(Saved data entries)
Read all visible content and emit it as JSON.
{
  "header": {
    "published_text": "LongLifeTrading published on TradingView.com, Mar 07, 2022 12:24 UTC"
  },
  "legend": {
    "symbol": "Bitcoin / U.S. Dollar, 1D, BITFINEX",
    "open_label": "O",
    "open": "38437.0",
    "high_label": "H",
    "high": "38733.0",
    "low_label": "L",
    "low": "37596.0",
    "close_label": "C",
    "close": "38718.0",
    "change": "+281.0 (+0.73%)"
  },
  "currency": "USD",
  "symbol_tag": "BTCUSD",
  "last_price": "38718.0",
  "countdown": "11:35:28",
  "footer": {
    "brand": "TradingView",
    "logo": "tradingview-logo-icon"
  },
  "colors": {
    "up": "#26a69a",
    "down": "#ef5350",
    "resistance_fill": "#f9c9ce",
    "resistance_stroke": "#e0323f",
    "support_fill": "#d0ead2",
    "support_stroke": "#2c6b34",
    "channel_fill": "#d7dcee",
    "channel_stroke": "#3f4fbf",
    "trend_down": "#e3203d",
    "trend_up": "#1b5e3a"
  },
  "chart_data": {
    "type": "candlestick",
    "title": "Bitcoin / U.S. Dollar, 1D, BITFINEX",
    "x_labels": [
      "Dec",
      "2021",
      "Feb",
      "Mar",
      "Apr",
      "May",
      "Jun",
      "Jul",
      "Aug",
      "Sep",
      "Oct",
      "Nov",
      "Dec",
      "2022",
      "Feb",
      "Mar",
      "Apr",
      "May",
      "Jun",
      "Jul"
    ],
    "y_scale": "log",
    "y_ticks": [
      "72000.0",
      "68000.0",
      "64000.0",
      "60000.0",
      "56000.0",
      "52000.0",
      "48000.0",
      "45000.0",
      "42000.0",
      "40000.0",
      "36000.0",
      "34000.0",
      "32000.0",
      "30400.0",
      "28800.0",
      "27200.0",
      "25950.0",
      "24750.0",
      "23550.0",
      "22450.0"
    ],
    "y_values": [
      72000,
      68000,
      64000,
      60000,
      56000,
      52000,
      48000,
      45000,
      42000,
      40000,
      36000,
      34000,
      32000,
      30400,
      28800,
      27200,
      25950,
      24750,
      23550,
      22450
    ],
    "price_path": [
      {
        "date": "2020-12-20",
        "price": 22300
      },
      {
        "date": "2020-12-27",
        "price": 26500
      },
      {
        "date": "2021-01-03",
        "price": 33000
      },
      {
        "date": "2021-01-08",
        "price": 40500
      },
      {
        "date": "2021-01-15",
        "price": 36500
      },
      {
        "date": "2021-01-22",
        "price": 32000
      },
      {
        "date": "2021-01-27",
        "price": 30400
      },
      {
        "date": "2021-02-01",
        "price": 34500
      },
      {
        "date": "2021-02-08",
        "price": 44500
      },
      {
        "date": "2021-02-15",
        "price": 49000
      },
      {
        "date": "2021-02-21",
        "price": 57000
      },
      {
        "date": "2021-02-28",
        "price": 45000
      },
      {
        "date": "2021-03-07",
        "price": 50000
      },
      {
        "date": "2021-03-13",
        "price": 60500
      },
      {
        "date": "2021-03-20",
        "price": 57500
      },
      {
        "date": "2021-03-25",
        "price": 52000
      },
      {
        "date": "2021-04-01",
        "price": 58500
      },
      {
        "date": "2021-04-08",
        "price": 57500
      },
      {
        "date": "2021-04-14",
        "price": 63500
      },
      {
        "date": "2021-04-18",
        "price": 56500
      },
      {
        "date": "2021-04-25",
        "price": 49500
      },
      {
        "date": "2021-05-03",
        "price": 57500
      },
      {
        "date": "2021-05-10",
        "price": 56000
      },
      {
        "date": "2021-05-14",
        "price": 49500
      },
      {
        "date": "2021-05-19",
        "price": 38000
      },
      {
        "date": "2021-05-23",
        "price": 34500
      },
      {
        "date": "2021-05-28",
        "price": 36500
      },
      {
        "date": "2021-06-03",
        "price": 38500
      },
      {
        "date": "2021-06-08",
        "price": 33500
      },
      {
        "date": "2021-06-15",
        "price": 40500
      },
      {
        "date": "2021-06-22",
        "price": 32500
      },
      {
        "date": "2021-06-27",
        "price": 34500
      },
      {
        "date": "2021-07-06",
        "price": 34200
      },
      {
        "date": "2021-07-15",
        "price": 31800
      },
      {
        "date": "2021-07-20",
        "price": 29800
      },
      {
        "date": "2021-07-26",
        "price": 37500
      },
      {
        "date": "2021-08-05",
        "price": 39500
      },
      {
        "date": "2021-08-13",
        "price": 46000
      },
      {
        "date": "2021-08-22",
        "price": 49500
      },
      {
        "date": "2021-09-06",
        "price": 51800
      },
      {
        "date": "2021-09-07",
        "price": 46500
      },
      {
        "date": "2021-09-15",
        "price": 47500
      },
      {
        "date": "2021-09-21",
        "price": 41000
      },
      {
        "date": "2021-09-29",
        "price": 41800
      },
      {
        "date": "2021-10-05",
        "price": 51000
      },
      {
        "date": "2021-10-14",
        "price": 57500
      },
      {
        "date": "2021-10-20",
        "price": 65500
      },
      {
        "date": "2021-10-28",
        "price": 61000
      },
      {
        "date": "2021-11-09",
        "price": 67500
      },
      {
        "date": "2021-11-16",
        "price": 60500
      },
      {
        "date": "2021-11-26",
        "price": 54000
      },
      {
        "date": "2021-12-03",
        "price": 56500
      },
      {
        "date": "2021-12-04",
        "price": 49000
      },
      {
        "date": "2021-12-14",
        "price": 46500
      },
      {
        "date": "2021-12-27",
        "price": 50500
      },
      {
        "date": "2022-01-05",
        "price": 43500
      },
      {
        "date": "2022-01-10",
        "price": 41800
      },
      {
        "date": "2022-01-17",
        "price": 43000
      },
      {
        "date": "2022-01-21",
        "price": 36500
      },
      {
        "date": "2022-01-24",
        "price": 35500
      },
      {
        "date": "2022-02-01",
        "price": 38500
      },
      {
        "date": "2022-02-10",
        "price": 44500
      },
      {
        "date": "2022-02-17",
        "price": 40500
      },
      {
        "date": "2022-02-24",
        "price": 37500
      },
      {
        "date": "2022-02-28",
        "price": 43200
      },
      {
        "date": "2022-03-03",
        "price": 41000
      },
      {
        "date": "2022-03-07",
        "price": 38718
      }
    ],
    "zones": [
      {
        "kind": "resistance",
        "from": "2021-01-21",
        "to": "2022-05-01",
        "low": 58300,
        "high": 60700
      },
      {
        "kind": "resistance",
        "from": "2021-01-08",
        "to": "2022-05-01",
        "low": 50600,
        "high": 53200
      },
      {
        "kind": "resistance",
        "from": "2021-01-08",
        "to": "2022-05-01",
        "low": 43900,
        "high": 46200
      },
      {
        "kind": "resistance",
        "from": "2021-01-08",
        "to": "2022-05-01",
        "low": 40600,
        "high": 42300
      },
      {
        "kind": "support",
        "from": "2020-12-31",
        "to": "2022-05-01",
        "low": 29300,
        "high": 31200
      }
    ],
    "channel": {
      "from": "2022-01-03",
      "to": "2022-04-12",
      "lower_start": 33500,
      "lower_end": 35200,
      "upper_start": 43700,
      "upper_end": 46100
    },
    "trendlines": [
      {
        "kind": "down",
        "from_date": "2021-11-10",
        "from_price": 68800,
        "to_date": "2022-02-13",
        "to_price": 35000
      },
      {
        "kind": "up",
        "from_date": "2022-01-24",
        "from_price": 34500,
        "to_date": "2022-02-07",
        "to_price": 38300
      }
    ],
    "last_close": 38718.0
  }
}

Set exercise:
Retype all the records, matching them exactly.

Response:
Read all visible content and emit it as JSON.
{
  "header": {
    "published_text": "LongLifeTrading published on TradingView.com, Mar 07, 2022 12:24 UTC"
  },
  "legend": {
    "symbol": "Bitcoin / U.S. Dollar, 1D, BITFINEX",
    "open_label": "O",
    "open": "38437.0",
    "high_label": "H",
    "high": "38733.0",
    "low_label": "L",
    "low": "37596.0",
    "close_label": "C",
    "close": "38718.0",
    "change": "+281.0 (+0.73%)"
  },
  "currency": "USD",
  "symbol_tag": "BTCUSD",
  "last_price": "38718.0",
  "countdown": "11:35:28",
  "footer": {
    "brand": "TradingView",
    "logo": "tradingview-logo-icon"
  },
  "colors": {
    "up": "#26a69a",
    "down": "#ef5350",
    "resistance_fill": "#f9c9ce",
    "resistance_stroke": "#e0323f",
    "support_fill": "#d0ead2",
    "support_stroke": "#2c6b34",
    "channel_fill": "#d7dcee",
    "channel_stroke": "#3f4fbf",
    "trend_down": "#e3203d",
    "trend_up": "#1b5e3a"
  },
  "chart_data": {
    "type": "candlestick",
    "title": "Bitcoin / U.S. Dollar, 1D, BITFINEX",
    "x_labels": [
      "Dec",
      "2021",
      "Feb",
      "Mar",
      "Apr",
      "May",
      "Jun",
      "Jul",
      "Aug",
      "Sep",
      "Oct",
      "Nov",
      "Dec",
      "2022",
      "Feb",
      "Mar",
      "Apr",
      "May",
      "Jun",
      "Jul"
    ],
    "y_scale": "log",
    "y_ticks": [
      "72000.0",
      "68000.0",
      "64000.0",
      "60000.0",
      "56000.0",
      "52000.0",
      "48000.0",
      "45000.0",
      "42000.0",
      "40000.0",
      "36000.0",
      "34000.0",
      "32000.0",
      "30400.0",
      "28800.0",
      "27200.0",
      "25950.0",
      "24750.0",
      "23550.0",
      "22450.0"
    ],
    "y_values": [
      72000,
      68000,
      64000,
      60000,
      56000,
      52000,
      48000,
      45000,
      42000,
      40000,
      36000,
      34000,
      32000,
      30400,
      28800,
      27200,
      25950,
      24750,
      23550,
      22450
    ],
    "price_path": [
      {
        "date": "2020-12-20",
        "price": 22300
      },
      {
        "date": "2020-12-27",
        "price": 26500
      },
      {
        "date": "2021-01-03",
        "price": 33000
      },
      {
        "date": "2021-01-08",
        "price": 40500
      },
      {
        "date": "2021-01-15",
        "price": 36500
      },
      {
        "date": "2021-01-22",
        "price": 32000
      },
      {
        "date": "2021-01-27",
        "price": 30400
      },
      {
        "date": "2021-02-01",
        "price": 34500
      },
      {
        "date": "2021-02-08",
        "price": 44500
      },
      {
        "date": "2021-02-15",
        "price": 49000
      },
      {
        "date": "2021-02-21",
        "price": 57000
      },
      {
        "date": "2021-02-28",
        "price": 45000
      },
      {
        "date": "2021-03-07",
        "price": 50000
      },
      {
        "date": "2021-03-13",
        "price": 60500
      },
      {
        "date": "2021-03-20",
        "price": 57500
      },
      {
        "date": "2021-03-25",
        "price": 52000
      },
      {
        "date": "2021-04-01",
        "price": 58500
      },
      {
        "date": "2021-04-08",
        "price": 57500
      },
      {
        "date": "2021-04-14",
        "price": 63500
      },
      {
        "date": "2021-04-18",
        "price": 56500
      },
      {
        "date": "2021-04-25",
        "price": 49500
      },
      {
        "date": "2021-05-03",
        "price": 57500
      },
      {
        "date": "2021-05-10",
        "price": 56000
      },
      {
        "date": "2021-05-14",
        "price": 49500
      },
      {
        "date": "2021-05-19",
        "price": 38000
      },
      {
        "date": "2021-05-23",
        "price": 34500
      },
      {
        "date": "2021-05-28",
        "price": 36500
      },
      {
        "date": "2021-06-03",
        "price": 38500
      },
      {
        "date": "2021-06-08",
        "price": 33500
      },
      {
        "date": "2021-06-15",
        "price": 40500
      },
      {
        "date": "2021-06-22",
        "price": 32500
      },
      {
        "date": "2021-06-27",
        "price": 34500
      },
      {
        "date": "2021-07-06",
        "price": 34200
      },
      {
        "date": "2021-07-15",
        "price": 31800
      },
      {
        "date": "2021-07-20",
        "price": 29800
      },
      {
        "date": "2021-07-26",
        "price": 37500
      },
      {
        "date": "2021-08-05",
        "price": 39500
      },
      {
        "date": "2021-08-13",
        "price": 46000
      },
      {
        "date": "2021-08-22",
        "price": 49500
      },
      {
        "date": "2021-09-06",
        "price": 51800
      },
      {
        "date": "2021-09-07",
        "price": 46500
      },
      {
        "date": "2021-09-15",
        "price": 47500
      },
      {
        "date": "2021-09-21",
        "price": 41000
      },
      {
        "date": "2021-09-29",
        "price": 41800
      },
      {
        "date": "2021-10-05",
        "price": 51000
      },
      {
        "date": "2021-10-14",
        "price": 57500
      },
      {
        "date": "2021-10-20",
        "price": 65500
      },
      {
        "date": "2021-10-28",
        "price": 61000
      },
      {
        "date": "2021-11-09",
        "price": 67500
      },
      {
        "date": "2021-11-16",
        "price": 60500
      },
      {
        "date": "2021-11-26",
        "price": 54000
      },
      {
        "date": "2021-12-03",
        "price": 56500
      },
      {
        "date": "2021-12-04",
        "price": 49000
      },
      {
        "date": "2021-12-14",
        "price": 46500
      },
      {
        "date": "2021-12-27",
        "price": 50500
      },
      {
        "date": "2022-01-05",
        "price": 43500
      },
      {
        "date": "2022-01-10",
        "price": 41800
      },
      {
        "date": "2022-01-17",
        "price": 43000
      },
      {
        "date": "2022-01-21",
        "price": 36500
      },
      {
        "date": "2022-01-24",
        "price": 35500
      },
      {
        "date": "2022-02-01",
        "price": 38500
      },
      {
        "date": "2022-02-10",
        "price": 44500
      },
      {
        "date": "2022-02-17",
        "price": 40500
      },
      {
        "date": "2022-02-24",
        "price": 37500
      },
      {
        "date": "2022-02-28",
        "price": 43200
      },
      {
        "date": "2022-03-03",
        "price": 41000
      },
      {
        "date": "2022-03-07",
        "price": 38718
      }
    ],
    "zones": [
      {
        "kind": "resistance",
        "from": "2021-01-21",
        "to": "2022-05-01",
        "low": 58300,
        "high": 60700
      },
      {
        "kind": "resistance",
        "from": "2021-01-08",
        "to": "2022-05-01",
        "low": 50600,
        "high": 53200
      },
      {
        "kind": "resistance",
        "from": "2021-01-08",
        "to": "2022-05-01",
        "low": 43900,
        "high": 46200
      },
      {
        "kind": "resistance",
        "from": "2021-01-08",
        "to": "2022-05-01",
        "low": 40600,
        "high": 42300
      },
      {
        "kind": "support",
        "from": "2020-12-31",
        "to": "2022-05-01",
        "low": 29300,
        "high": 31200
      }
    ],
    "channel": {
      "from": "2022-01-03",
      "to": "2022-04-12",
      "lower_start": 33500,
      "lower_end": 35200,
      "upper_start": 43700,
      "upper_end": 46100
    },
    "trendlines": [
      {
        "kind": "down",
        "from_date": "2021-11-10",
        "from_price": 68800,
        "to_date": "2022-02-13",
        "to_price": 35000
      },
      {
        "kind": "up",
        "from_date": "2022-01-24",
        "from_price": 34500,
        "to_date": "2022-02-07",
        "to_price": 38300
      }
    ],
    "last_close": 38718.0
  }
}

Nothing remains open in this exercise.